>>>

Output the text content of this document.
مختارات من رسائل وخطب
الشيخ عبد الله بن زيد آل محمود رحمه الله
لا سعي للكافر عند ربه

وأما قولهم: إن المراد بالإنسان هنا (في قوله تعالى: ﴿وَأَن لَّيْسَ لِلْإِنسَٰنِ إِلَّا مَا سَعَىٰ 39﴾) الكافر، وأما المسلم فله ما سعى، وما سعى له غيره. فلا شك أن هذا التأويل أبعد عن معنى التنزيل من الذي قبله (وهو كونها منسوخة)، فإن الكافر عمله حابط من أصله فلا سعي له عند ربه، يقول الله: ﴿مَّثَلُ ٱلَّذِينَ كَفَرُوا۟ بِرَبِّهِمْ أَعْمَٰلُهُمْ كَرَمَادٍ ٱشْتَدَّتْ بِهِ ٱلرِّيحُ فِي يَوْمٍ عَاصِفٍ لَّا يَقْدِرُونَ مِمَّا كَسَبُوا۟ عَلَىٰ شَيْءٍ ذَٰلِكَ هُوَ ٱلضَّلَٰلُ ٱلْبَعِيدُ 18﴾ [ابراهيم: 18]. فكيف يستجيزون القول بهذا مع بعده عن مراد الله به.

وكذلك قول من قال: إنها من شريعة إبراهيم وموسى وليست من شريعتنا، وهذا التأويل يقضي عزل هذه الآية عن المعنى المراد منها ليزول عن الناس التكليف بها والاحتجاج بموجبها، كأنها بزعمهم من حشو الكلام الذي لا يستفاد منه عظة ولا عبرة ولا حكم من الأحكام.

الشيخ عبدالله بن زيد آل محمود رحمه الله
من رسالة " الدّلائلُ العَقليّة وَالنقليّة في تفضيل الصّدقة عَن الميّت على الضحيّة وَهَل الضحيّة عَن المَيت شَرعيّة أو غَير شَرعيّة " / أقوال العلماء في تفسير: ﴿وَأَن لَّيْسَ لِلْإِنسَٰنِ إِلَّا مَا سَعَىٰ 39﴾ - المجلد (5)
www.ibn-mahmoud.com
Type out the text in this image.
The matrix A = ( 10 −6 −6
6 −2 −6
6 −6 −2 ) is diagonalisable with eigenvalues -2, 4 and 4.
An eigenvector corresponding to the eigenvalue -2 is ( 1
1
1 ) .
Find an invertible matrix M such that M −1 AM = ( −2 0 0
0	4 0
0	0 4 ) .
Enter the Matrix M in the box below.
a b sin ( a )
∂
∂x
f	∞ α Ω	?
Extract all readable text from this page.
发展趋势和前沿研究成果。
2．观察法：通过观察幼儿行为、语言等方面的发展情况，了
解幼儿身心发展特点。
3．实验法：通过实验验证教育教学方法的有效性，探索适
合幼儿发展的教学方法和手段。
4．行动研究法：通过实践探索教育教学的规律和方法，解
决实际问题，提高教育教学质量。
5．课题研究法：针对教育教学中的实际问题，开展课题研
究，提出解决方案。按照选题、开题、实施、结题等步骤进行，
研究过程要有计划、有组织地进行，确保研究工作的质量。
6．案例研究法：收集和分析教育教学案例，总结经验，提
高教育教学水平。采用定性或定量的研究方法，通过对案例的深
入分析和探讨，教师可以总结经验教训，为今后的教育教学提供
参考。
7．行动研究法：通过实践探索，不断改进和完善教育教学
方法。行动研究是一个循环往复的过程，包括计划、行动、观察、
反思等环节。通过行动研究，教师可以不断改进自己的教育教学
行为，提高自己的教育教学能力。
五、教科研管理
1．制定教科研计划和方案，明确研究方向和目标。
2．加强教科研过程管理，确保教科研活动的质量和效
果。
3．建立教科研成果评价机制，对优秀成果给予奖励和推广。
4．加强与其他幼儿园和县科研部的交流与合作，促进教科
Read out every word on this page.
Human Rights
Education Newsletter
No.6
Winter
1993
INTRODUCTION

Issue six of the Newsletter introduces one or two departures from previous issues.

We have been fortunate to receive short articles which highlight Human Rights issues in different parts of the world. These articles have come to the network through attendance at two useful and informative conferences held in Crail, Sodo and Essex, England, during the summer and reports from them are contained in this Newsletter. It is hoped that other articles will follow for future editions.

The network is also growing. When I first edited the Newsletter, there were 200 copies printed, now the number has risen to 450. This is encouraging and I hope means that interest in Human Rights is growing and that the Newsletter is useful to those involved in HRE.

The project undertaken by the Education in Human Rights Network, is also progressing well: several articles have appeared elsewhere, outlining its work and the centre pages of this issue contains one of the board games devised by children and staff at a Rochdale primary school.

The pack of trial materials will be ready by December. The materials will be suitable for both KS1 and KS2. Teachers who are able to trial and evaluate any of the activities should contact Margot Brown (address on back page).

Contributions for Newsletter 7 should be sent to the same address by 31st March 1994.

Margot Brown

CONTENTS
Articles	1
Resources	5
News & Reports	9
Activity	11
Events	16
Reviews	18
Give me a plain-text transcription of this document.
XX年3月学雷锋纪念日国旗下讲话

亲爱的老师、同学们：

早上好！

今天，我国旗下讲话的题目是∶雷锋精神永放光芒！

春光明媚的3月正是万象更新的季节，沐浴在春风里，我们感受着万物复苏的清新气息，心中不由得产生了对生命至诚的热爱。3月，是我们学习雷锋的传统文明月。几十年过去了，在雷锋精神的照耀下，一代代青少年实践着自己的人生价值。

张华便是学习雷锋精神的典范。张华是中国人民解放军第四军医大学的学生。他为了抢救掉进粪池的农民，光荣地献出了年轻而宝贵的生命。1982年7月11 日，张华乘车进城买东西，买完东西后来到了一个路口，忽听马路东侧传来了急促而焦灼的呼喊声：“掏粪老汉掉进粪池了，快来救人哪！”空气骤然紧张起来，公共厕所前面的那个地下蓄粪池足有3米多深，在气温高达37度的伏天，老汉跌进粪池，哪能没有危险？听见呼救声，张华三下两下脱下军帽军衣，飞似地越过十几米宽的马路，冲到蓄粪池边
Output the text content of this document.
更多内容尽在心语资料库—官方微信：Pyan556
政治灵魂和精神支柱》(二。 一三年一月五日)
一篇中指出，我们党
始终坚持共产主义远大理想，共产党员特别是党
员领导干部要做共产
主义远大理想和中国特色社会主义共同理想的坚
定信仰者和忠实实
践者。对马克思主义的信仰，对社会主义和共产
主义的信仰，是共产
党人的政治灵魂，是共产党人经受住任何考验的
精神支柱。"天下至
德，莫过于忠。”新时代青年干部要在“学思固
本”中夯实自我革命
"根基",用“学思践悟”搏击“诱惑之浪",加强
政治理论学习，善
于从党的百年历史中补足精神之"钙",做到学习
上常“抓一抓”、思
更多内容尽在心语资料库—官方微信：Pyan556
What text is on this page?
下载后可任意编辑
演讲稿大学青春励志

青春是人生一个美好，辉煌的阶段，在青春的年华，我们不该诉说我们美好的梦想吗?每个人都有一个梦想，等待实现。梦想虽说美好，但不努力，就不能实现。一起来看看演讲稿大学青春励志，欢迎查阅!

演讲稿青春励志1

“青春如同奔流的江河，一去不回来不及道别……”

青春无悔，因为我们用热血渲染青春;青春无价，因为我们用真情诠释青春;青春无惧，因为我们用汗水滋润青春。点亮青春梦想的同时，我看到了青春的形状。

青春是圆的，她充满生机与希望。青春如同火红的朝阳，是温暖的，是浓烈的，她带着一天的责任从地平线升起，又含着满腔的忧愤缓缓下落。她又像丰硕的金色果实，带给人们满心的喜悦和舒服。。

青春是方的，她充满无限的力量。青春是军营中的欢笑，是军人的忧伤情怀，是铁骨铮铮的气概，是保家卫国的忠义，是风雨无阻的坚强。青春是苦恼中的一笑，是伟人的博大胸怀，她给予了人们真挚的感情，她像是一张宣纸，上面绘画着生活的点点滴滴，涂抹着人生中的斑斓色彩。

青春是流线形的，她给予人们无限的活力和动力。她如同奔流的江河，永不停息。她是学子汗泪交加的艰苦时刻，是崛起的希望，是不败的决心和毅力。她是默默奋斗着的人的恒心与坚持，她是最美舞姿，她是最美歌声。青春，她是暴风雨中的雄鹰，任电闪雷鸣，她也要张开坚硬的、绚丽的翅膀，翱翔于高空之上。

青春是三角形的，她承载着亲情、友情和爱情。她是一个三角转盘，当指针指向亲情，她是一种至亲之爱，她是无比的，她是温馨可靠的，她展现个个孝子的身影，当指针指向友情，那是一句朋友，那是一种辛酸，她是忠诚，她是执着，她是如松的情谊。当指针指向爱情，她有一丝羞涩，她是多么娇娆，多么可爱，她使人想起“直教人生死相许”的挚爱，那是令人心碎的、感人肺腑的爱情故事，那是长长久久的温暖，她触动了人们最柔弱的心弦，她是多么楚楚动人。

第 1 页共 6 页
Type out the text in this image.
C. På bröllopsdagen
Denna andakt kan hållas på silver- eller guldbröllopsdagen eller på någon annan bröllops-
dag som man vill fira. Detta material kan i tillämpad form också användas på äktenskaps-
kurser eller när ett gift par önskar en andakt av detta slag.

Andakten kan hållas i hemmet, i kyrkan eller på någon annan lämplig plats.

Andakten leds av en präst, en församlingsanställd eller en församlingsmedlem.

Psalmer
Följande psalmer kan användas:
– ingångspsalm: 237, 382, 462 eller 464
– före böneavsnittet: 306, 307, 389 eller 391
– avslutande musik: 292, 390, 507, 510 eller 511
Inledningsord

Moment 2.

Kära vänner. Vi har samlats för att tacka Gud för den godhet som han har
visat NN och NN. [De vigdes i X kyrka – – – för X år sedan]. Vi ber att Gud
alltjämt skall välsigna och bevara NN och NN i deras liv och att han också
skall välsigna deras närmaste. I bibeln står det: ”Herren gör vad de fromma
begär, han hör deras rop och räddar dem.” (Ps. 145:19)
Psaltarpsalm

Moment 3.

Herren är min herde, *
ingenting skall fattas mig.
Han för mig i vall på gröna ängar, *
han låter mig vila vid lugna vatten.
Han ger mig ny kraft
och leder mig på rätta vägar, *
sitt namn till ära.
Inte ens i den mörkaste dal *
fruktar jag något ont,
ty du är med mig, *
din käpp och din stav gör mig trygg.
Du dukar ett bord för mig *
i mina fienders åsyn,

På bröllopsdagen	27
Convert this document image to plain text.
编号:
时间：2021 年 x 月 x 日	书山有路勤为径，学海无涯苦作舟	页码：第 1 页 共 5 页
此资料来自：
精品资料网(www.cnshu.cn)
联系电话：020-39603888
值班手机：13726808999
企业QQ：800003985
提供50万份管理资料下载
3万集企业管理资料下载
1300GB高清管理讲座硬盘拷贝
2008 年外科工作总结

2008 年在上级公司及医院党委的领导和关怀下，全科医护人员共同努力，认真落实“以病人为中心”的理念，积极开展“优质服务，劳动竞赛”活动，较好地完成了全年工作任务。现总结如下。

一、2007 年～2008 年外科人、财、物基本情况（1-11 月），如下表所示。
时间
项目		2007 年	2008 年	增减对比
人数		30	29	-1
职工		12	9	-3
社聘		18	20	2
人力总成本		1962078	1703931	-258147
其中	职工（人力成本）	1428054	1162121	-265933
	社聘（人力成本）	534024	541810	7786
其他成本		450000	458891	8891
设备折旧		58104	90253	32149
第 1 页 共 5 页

<<<

INSTRUCTIONS TO FOLLOW
Check each line above for the string "الله" and show the ones that have it.

COMPLETE RESPONSE
الشيخ عبد الله بن زيد آل محمود رحمه الله
وأما قولهم: إن المراد بالإنسان هنا (في قوله تعالى: ﴿وَأَن لَّيْسَ لِلْإِنسَٰنِ إِلَّا مَا سَعَىٰ 39﴾) الكافر، وأما المسلم فله ما سعى، وما سعى له غيره. فلا شك أن هذا التأويل أبعد عن معنى التنزيل من الذي قبله (وهو كونها منسوخة)، فإن الكافر عمله حابط من أصله فلا سعي له عند ربه، يقول الله: ﴿مَّثَلُ ٱلَّذِينَ كَفَرُوا۟ بِرَبِّهِمْ أَعْمَٰلُهُمْ كَرَمَادٍ ٱشْتَدَّتْ بِهِ ٱلرِّيحُ فِي يَوْمٍ عَاصِفٍ لَّا يَقْدِرُونَ مِمَّا كَسَبُوا۟ عَلَىٰ شَيْءٍ ذَٰلِكَ هُوَ ٱلضَّلَٰلُ ٱلْبَعِيدُ 18﴾ [ابراهيم: 18]. فكيف يستجيزون القول بهذا مع بعده عن مراد الله به.
الشيخ عبدالله بن زيد آل محمود رحمه الله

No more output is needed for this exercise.